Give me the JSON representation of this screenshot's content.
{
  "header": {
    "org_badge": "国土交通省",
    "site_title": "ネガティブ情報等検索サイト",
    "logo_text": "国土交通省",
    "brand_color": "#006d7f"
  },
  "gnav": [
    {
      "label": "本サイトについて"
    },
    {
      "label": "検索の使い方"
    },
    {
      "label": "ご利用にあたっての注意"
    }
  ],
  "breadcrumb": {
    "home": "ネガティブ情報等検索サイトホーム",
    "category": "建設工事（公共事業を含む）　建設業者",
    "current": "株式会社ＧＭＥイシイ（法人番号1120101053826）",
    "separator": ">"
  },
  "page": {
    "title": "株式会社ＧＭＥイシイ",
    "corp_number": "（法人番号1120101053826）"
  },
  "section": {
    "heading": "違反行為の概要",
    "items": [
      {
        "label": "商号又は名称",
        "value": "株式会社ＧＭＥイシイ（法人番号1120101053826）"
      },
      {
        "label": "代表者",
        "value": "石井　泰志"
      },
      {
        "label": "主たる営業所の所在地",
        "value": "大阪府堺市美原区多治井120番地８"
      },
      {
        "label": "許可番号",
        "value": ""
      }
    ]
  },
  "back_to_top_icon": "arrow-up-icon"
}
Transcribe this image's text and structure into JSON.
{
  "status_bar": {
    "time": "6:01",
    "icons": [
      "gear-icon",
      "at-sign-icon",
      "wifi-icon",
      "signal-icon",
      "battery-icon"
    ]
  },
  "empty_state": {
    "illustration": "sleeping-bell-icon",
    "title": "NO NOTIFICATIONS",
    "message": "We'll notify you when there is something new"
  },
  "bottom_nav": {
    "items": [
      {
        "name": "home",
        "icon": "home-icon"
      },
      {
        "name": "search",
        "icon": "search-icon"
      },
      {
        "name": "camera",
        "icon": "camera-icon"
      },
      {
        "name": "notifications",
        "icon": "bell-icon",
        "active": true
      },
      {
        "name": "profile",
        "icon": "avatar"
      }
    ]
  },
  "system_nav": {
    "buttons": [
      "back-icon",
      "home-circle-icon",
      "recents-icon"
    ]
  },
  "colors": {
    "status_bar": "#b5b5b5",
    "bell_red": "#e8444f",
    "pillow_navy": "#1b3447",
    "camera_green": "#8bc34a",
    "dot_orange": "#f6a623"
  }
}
* * * *
§ What needs to be done
Go through the records above, find every line with the word "name", and list those lines.

§ The output
        "name": "home",
        "name": "search",
        "name": "camera",
        "name": "notifications",
        "name": "profile",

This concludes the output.